-- start Data listing --

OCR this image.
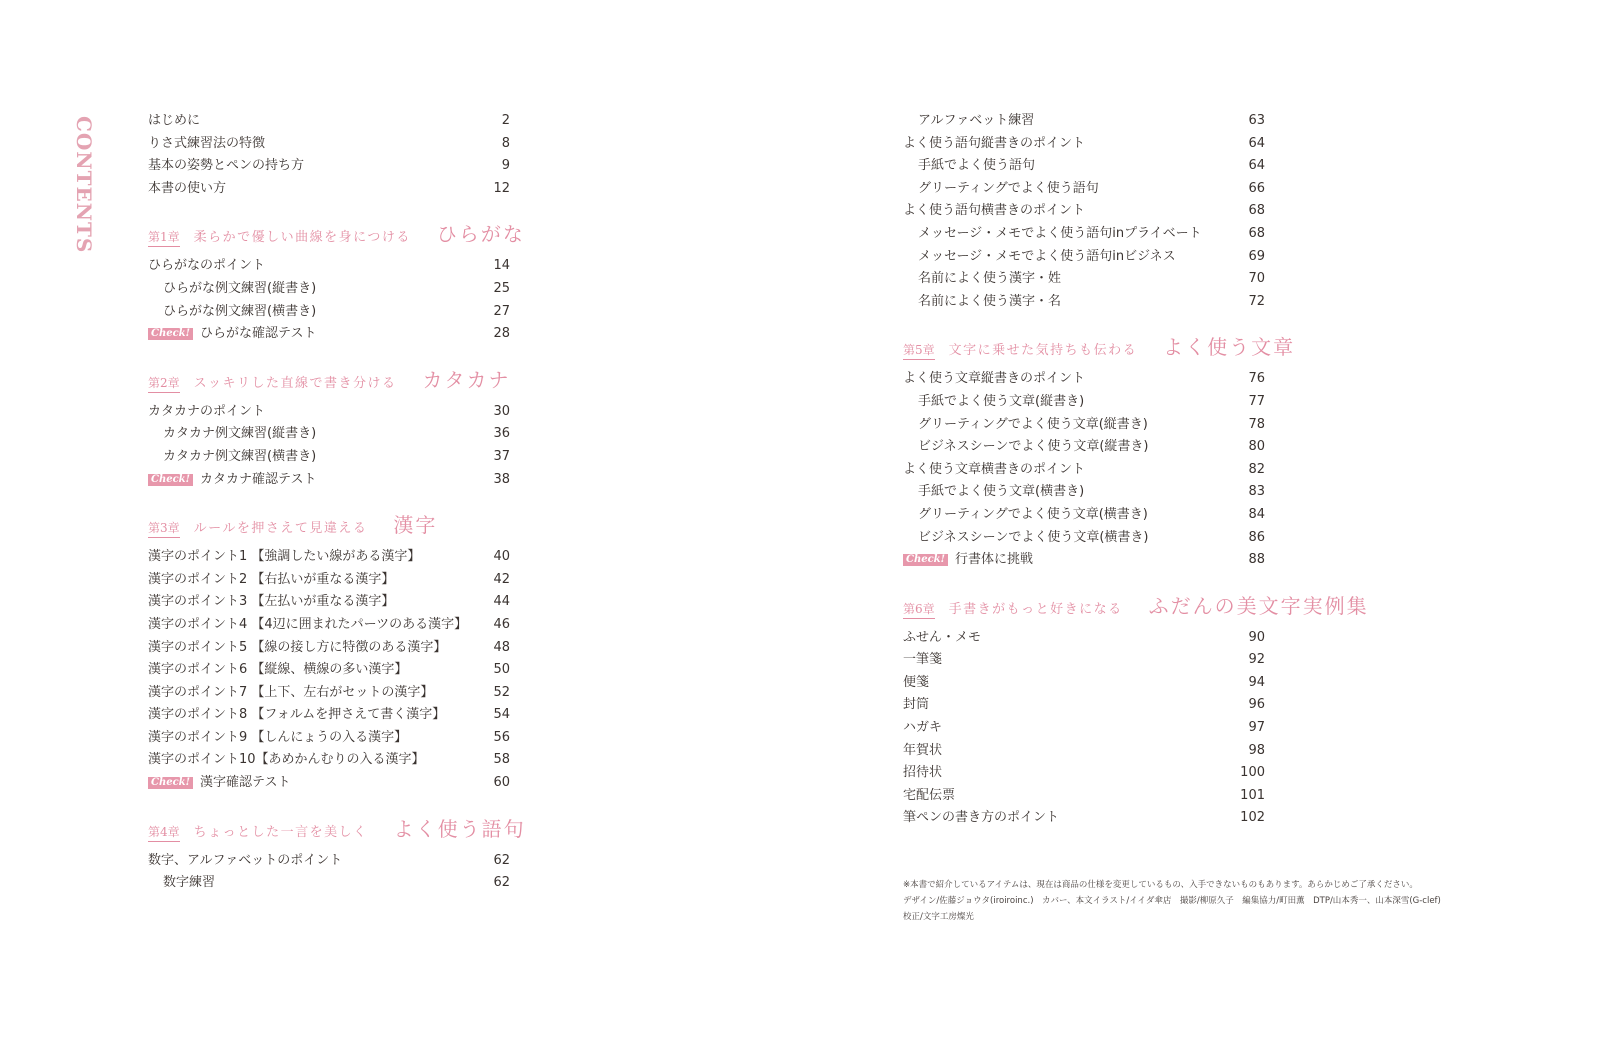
CONTENTS	はじめに	2
りさ式練習法の特徴	8
基本の姿勢とペンの持ち方	9
本書の使い方	12
第1章 柔らかで優しい曲線を身につける ひらがな
ひらがなのポイント	14
ひらがな例文練習(縦書き)	25
ひらがな例文練習(横書き)	27
Check! ひらがな確認テスト	28
第2章 スッキリした直線で書き分ける カタカナ
カタカナのポイント	30
カタカナ例文練習(縦書き)	36
カタカナ例文練習(横書き)	37
Check! カタカナ確認テスト	38
第3章 ルールを押さえて見違える 漢字
漢字のポイント1 【強調したい線がある漢字】	40
漢字のポイント2 【右払いが重なる漢字】	42
漢字のポイント3 【左払いが重なる漢字】	44
漢字のポイント4 【4辺に囲まれたパーツのある漢字】 46
漢字のポイント5 【線の接し方に特徴のある漢字】	48
漢字のポイント6 【縦線、横線の多い漢字】	50
漢字のポイント7 【上下、左右がセットの漢字】	52
漢字のポイント8 【フォルムを押さえて書く漢字】	54
漢字のポイント9 【しんにょうの入る漢字】	56
漢字のポイント10【あめかんむりの入る漢字】	58
Check! 漢字確認テスト	60
第4章 ちょっとした一言を美しく よく使う語句
数字、アルファベットのポイント	62
数字練習	62
アルファベット練習	63
よく使う語句縦書きのポイント	64
手紙でよく使う語句	64
グリーティングでよく使う語句	66
よく使う語句横書きのポイント	68
メッセージ・メモでよく使う語句inプライベート	68
メッセージ・メモでよく使う語句inビジネス	69
名前によく使う漢字・姓	70
名前によく使う漢字・名	72
第5章 文字に乗せた気持ちも伝わる よく使う文章
よく使う文章縦書きのポイント	76
手紙でよく使う文章(縦書き)	77
グリーティングでよく使う文章(縦書き)	78
ビジネスシーンでよく使う文章(縦書き)	80
よく使う文章横書きのポイント	82
手紙でよく使う文章(横書き)	83
グリーティングでよく使う文章(横書き)	84
ビジネスシーンでよく使う文章(横書き)	86
Check! 行書体に挑戦	88
第6章 手書きがもっと好きになる ふだんの美文字実例集
ふせん・メモ	90
一筆箋	92
便箋	94
封筒	96
ハガキ	97
年賀状	98
招待状	100
宅配伝票	101
筆ペンの書き方のポイント	102
※本書で紹介しているアイテムは、現在は商品の仕様を変更しているもの、入手できないものもあります。あらかじめご了承ください。
デザイン/佐藤ジョウタ(iroiroinc.)　カバー、本文イラスト/イイダ傘店　撮影/柳原久子　編集協力/町田薫　DTP/山本秀一、山本深雪(G-clef)
校正/文字工房燦光
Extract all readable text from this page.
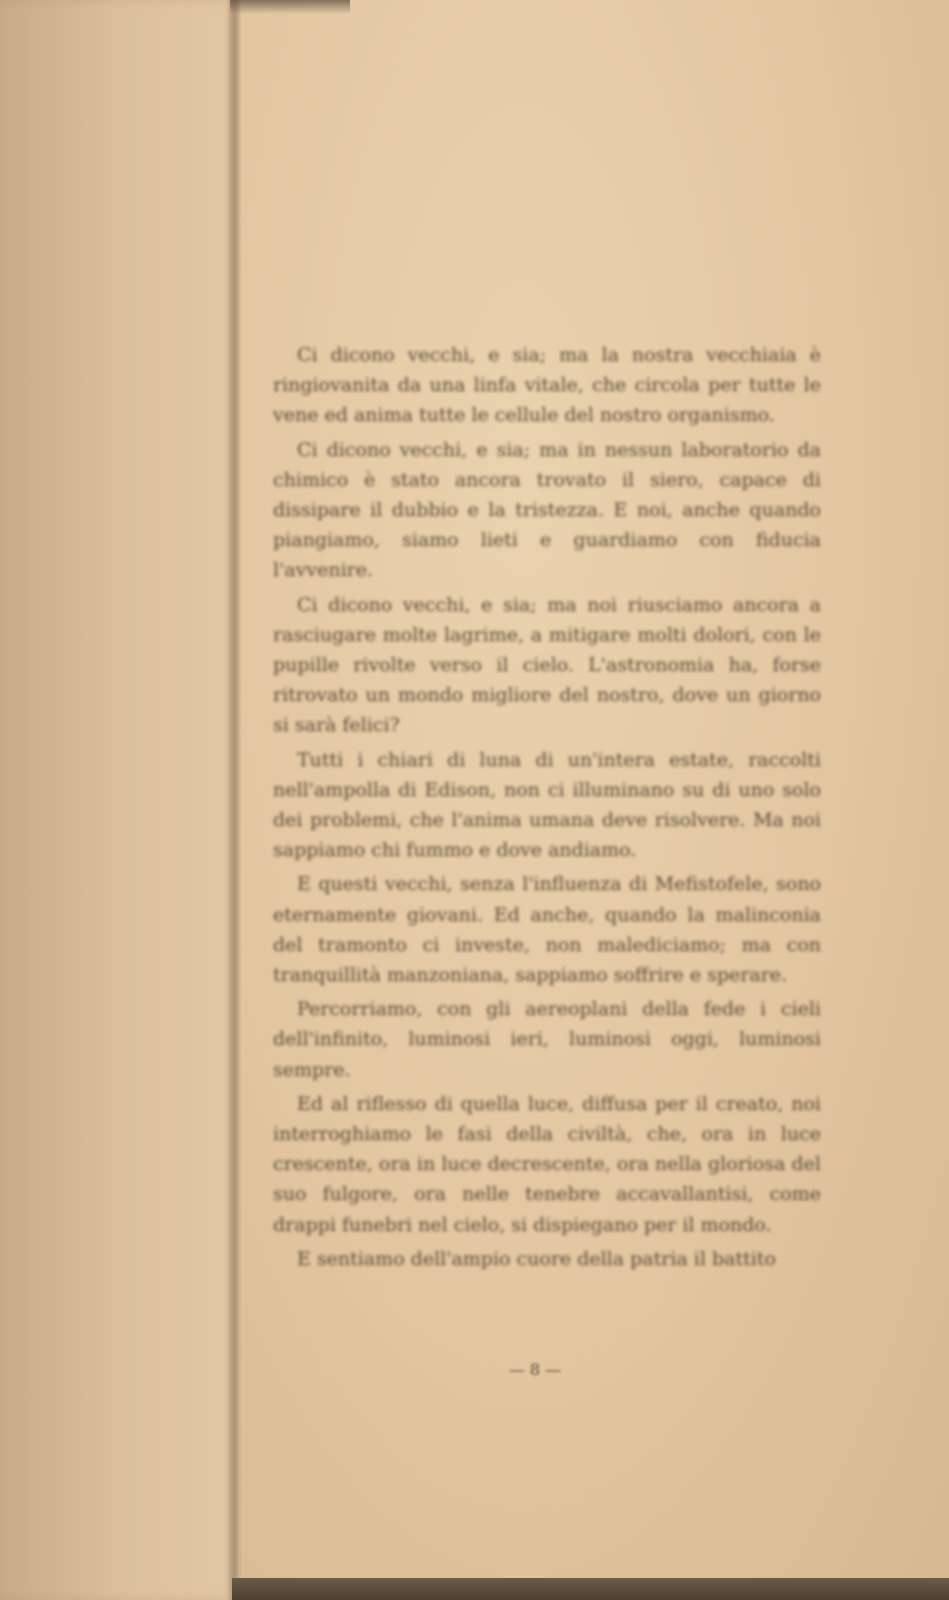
Ci dicono vecchi, e sia; ma la nostra vecchiaia è ringiovanita da una linfa vitale, che circola per tutte le vene ed anima tutte le cellule del nostro organismo.

Ci dicono vecchi, e sia; ma in nessun laboratorio da chimico è stato ancora trovato il siero, capace di dissipare il dubbio e la tristezza. E noi, anche quando piangiamo, siamo lieti e guardiamo con fiducia l'avvenire.

Ci dicono vecchi, e sia; ma noi riusciamo ancora a rasciugare molte lagrime, a mitigare molti dolori, con le pupille rivolte verso il cielo. L'astronomia ha, forse ritrovato un mondo migliore del nostro, dove un giorno si sarà felici?

Tutti i chiari di luna di un'intera estate, raccolti nell'ampolla di Edison, non ci illuminano su di uno solo dei problemi, che l'anima umana deve risolvere. Ma noi sappiamo chi fummo e dove andiamo.

E questi vecchi, senza l'influenza di Mefistofele, sono eternamente giovani. Ed anche, quando la malinconia del tramonto ci investe, non malediciamo; ma con tranquillità manzoniana, sappiamo soffrire e sperare.

Percorriamo, con gli aereoplani della fede i cieli dell'infinito, luminosi ieri, luminosi oggi, luminosi sempre.

Ed al riflesso di quella luce, diffusa per il creato, noi interroghiamo le fasi della civiltà, che, ora in luce crescente, ora in luce decrescente, ora nella gloriosa del suo fulgore, ora nelle tenebre accavallantisi, come drappi funebri nel cielo, si dispiegano per il mondo.

E sentiamo dell'ampio cuore della patria il battito

— 8 —
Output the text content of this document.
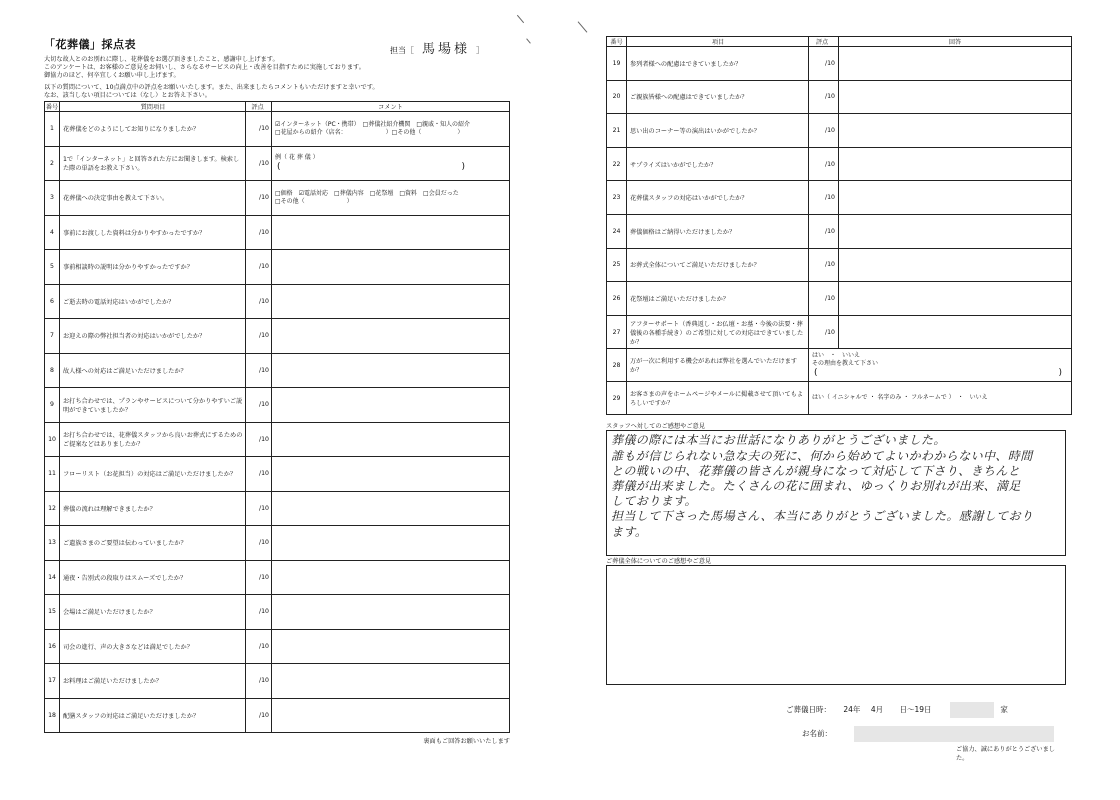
「花葬儀」採点表	担当［ 馬場様 ］
大切な故人とのお別れに際し、花葬儀をお選び頂きましたこと、感謝申し上げます。
このアンケートは、お客様のご意見をお伺いし、さらなるサービスの向上・改善を目指すために実施しております。
御協力のほど、何卒宜しくお願い申し上げます。
以下の質問について、10点満点中の評点をお願いいたします。また、出来ましたらコメントもいただけますと幸いです。
なお、該当しない項目については（なし）とお答え下さい。
番号	質問項目	評点	コメント
1	花葬儀をどのようにしてお知りになりましたか？	/10	☑インターネット（PC・携帯）　□葬儀社紹介機関　□親戚・知人の紹介
□花屋からの紹介（店名：　　　　　　　）□その他（　　　　　　）

2	1で「インターネット」と回答された方にお聞きします。検索した際の単語をお教え下さい。	/10	例（ 花 葬 儀 ）
( )

3	花葬儀への決定事由を教えて下さい。	/10	□価格　☑電話対応　□葬儀内容　□花祭壇　□資料　□会員だった
□その他（　　　　　　　）

4	事前にお渡しした資料は分かりやすかったですか？	/10	
5	事前相談時の説明は分かりやすかったですか？	/10	
6	ご逝去時の電話対応はいかがでしたか？	/10	
7	お迎えの際の弊社担当者の対応はいかがでしたか？	/10	
8	故人様への対応はご満足いただけましたか？	/10	
9	お打ち合わせでは、プランやサービスについて分かりやすいご説明ができていましたか？	/10	
10	お打ち合わせでは、花葬儀スタッフから良いお葬式にするためのご提案などはありましたか？	/10	
11	フローリスト（お花担当）の対応はご満足いただけましたか？	/10	
12	葬儀の流れは理解できましたか？	/10	
13	ご遺族さまのご要望は伝わっていましたか？	/10	
14	通夜・告別式の段取りはスムーズでしたか？	/10	
15	会場はご満足いただけましたか？	/10	
16	司会の進行、声の大きさなどは満足でしたか？	/10	
17	お料理はご満足いただけましたか？	/10	
18	配膳スタッフの対応はご満足いただけましたか？	/10	
裏面もご回答お願いいたします
番号	項目	評点	回答
19	参列者様への配慮はできていましたか？	/10	
20	ご親族皆様への配慮はできていましたか？	/10	
21	思い出のコーナー等の演出はいかがでしたか？	/10	
22	サプライズはいかがでしたか？	/10	
23	花葬儀スタッフの対応はいかがでしたか？	/10	
24	葬儀価格はご納得いただけましたか？	/10	
25	お葬式全体についてご満足いただけましたか？	/10	
26	花祭壇はご満足いただけましたか？	/10	
27	アフターサポート（香典返し・お仏壇・お墓・今後の法要・葬儀後の各種手続き）のご希望に対しての対応はできていましたか？	/10	
28	万が一次に利用する機会があれば弊社を選んでいただけますか？	はい　・　いいえ
その理由を教えて下さい
( )	

29	お客さまの声をホームページやメールに掲載させて頂いてもよろしいですか？	はい（ イニシャルで ・ 名字のみ ・ フルネームで ）　・　いいえ	
スタッフへ対してのご感想やご意見
葬儀の際には本当にお世話になりありがとうございました。
誰もが信じられない急な夫の死に、何から始めてよいかわからない中、時間
との戦いの中、花葬儀の皆さんが親身になって対応して下さり、きちんと
葬儀が出来ました。たくさんの花に囲まれ、ゆっくりお別れが出来、満足
しております。
担当して下さった馬場さん、本当にありがとうございました。感謝しており
ます。
ご葬儀全体についてのご感想やご意見
ご葬儀日時： 24年 4月 日～19日	家
お名前：
ご協力、誠にありがとうございました。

-- end Data listing --

Copy the listing over exactly, skipping the pictures it holds.

OCR this image.
CONTENTS	はじめに	2
りさ式練習法の特徴	8
基本の姿勢とペンの持ち方	9
本書の使い方	12
第1章 柔らかで優しい曲線を身につける ひらがな
ひらがなのポイント	14
ひらがな例文練習(縦書き)	25
ひらがな例文練習(横書き)	27
Check! ひらがな確認テスト	28
第2章 スッキリした直線で書き分ける カタカナ
カタカナのポイント	30
カタカナ例文練習(縦書き)	36
カタカナ例文練習(横書き)	37
Check! カタカナ確認テスト	38
第3章 ルールを押さえて見違える 漢字
漢字のポイント1 【強調したい線がある漢字】	40
漢字のポイント2 【右払いが重なる漢字】	42
漢字のポイント3 【左払いが重なる漢字】	44
漢字のポイント4 【4辺に囲まれたパーツのある漢字】 46
漢字のポイント5 【線の接し方に特徴のある漢字】	48
漢字のポイント6 【縦線、横線の多い漢字】	50
漢字のポイント7 【上下、左右がセットの漢字】	52
漢字のポイント8 【フォルムを押さえて書く漢字】	54
漢字のポイント9 【しんにょうの入る漢字】	56
漢字のポイント10【あめかんむりの入る漢字】	58
Check! 漢字確認テスト	60
第4章 ちょっとした一言を美しく よく使う語句
数字、アルファベットのポイント	62
数字練習	62
アルファベット練習	63
よく使う語句縦書きのポイント	64
手紙でよく使う語句	64
グリーティングでよく使う語句	66
よく使う語句横書きのポイント	68
メッセージ・メモでよく使う語句inプライベート	68
メッセージ・メモでよく使う語句inビジネス	69
名前によく使う漢字・姓	70
名前によく使う漢字・名	72
第5章 文字に乗せた気持ちも伝わる よく使う文章
よく使う文章縦書きのポイント	76
手紙でよく使う文章(縦書き)	77
グリーティングでよく使う文章(縦書き)	78
ビジネスシーンでよく使う文章(縦書き)	80
よく使う文章横書きのポイント	82
手紙でよく使う文章(横書き)	83
グリーティングでよく使う文章(横書き)	84
ビジネスシーンでよく使う文章(横書き)	86
Check! 行書体に挑戦	88
第6章 手書きがもっと好きになる ふだんの美文字実例集
ふせん・メモ	90
一筆箋	92
便箋	94
封筒	96
ハガキ	97
年賀状	98
招待状	100
宅配伝票	101
筆ペンの書き方のポイント	102
※本書で紹介しているアイテムは、現在は商品の仕様を変更しているもの、入手できないものもあります。あらかじめご了承ください。
デザイン/佐藤ジョウタ(iroiroinc.)　カバー、本文イラスト/イイダ傘店　撮影/柳原久子　編集協力/町田薫　DTP/山本秀一、山本深雪(G-clef)
校正/文字工房燦光
Extract all readable text from this page.
Ci dicono vecchi, e sia; ma la nostra vecchiaia è ringiovanita da una linfa vitale, che circola per tutte le vene ed anima tutte le cellule del nostro organismo.

Ci dicono vecchi, e sia; ma in nessun laboratorio da chimico è stato ancora trovato il siero, capace di dissipare il dubbio e la tristezza. E noi, anche quando piangiamo, siamo lieti e guardiamo con fiducia l'avvenire.

Ci dicono vecchi, e sia; ma noi riusciamo ancora a rasciugare molte lagrime, a mitigare molti dolori, con le pupille rivolte verso il cielo. L'astronomia ha, forse ritrovato un mondo migliore del nostro, dove un giorno si sarà felici?

Tutti i chiari di luna di un'intera estate, raccolti nell'ampolla di Edison, non ci illuminano su di uno solo dei problemi, che l'anima umana deve risolvere. Ma noi sappiamo chi fummo e dove andiamo.

E questi vecchi, senza l'influenza di Mefistofele, sono eternamente giovani. Ed anche, quando la malinconia del tramonto ci investe, non malediciamo; ma con tranquillità manzoniana, sappiamo soffrire e sperare.

Percorriamo, con gli aereoplani della fede i cieli dell'infinito, luminosi ieri, luminosi oggi, luminosi sempre.

Ed al riflesso di quella luce, diffusa per il creato, noi interroghiamo le fasi della civiltà, che, ora in luce crescente, ora in luce decrescente, ora nella gloriosa del suo fulgore, ora nelle tenebre accavallantisi, come drappi funebri nel cielo, si dispiegano per il mondo.

E sentiamo dell'ampio cuore della patria il battito

— 8 —
Output the text content of this document.
「花葬儀」採点表	担当［ 馬場様 ］
大切な故人とのお別れに際し、花葬儀をお選び頂きましたこと、感謝申し上げます。
このアンケートは、お客様のご意見をお伺いし、さらなるサービスの向上・改善を目指すために実施しております。
御協力のほど、何卒宜しくお願い申し上げます。
以下の質問について、10点満点中の評点をお願いいたします。また、出来ましたらコメントもいただけますと幸いです。
なお、該当しない項目については（なし）とお答え下さい。
番号	質問項目	評点	コメント
1	花葬儀をどのようにしてお知りになりましたか？	/10	☑インターネット（PC・携帯）　□葬儀社紹介機関　□親戚・知人の紹介
□花屋からの紹介（店名：　　　　　　　）□その他（　　　　　　）

2	1で「インターネット」と回答された方にお聞きします。検索した際の単語をお教え下さい。	/10	例（ 花 葬 儀 ）
( )

3	花葬儀への決定事由を教えて下さい。	/10	□価格　☑電話対応　□葬儀内容　□花祭壇　□資料　□会員だった
□その他（　　　　　　　）

4	事前にお渡しした資料は分かりやすかったですか？	/10	
5	事前相談時の説明は分かりやすかったですか？	/10	
6	ご逝去時の電話対応はいかがでしたか？	/10	
7	お迎えの際の弊社担当者の対応はいかがでしたか？	/10	
8	故人様への対応はご満足いただけましたか？	/10	
9	お打ち合わせでは、プランやサービスについて分かりやすいご説明ができていましたか？	/10	
10	お打ち合わせでは、花葬儀スタッフから良いお葬式にするためのご提案などはありましたか？	/10	
11	フローリスト（お花担当）の対応はご満足いただけましたか？	/10	
12	葬儀の流れは理解できましたか？	/10	
13	ご遺族さまのご要望は伝わっていましたか？	/10	
14	通夜・告別式の段取りはスムーズでしたか？	/10	
15	会場はご満足いただけましたか？	/10	
16	司会の進行、声の大きさなどは満足でしたか？	/10	
17	お料理はご満足いただけましたか？	/10	
18	配膳スタッフの対応はご満足いただけましたか？	/10	
裏面もご回答お願いいたします
番号	項目	評点	回答
19	参列者様への配慮はできていましたか？	/10	
20	ご親族皆様への配慮はできていましたか？	/10	
21	思い出のコーナー等の演出はいかがでしたか？	/10	
22	サプライズはいかがでしたか？	/10	
23	花葬儀スタッフの対応はいかがでしたか？	/10	
24	葬儀価格はご納得いただけましたか？	/10	
25	お葬式全体についてご満足いただけましたか？	/10	
26	花祭壇はご満足いただけましたか？	/10	
27	アフターサポート（香典返し・お仏壇・お墓・今後の法要・葬儀後の各種手続き）のご希望に対しての対応はできていましたか？	/10	
28	万が一次に利用する機会があれば弊社を選んでいただけますか？	はい　・　いいえ
その理由を教えて下さい
( )	

29	お客さまの声をホームページやメールに掲載させて頂いてもよろしいですか？	はい（ イニシャルで ・ 名字のみ ・ フルネームで ）　・　いいえ	
スタッフへ対してのご感想やご意見
葬儀の際には本当にお世話になりありがとうございました。
誰もが信じられない急な夫の死に、何から始めてよいかわからない中、時間
との戦いの中、花葬儀の皆さんが親身になって対応して下さり、きちんと
葬儀が出来ました。たくさんの花に囲まれ、ゆっくりお別れが出来、満足
しております。
担当して下さった馬場さん、本当にありがとうございました。感謝しており
ます。
ご葬儀全体についてのご感想やご意見
ご葬儀日時： 24年 4月 日～19日	家
お名前：
ご協力、誠にありがとうございました。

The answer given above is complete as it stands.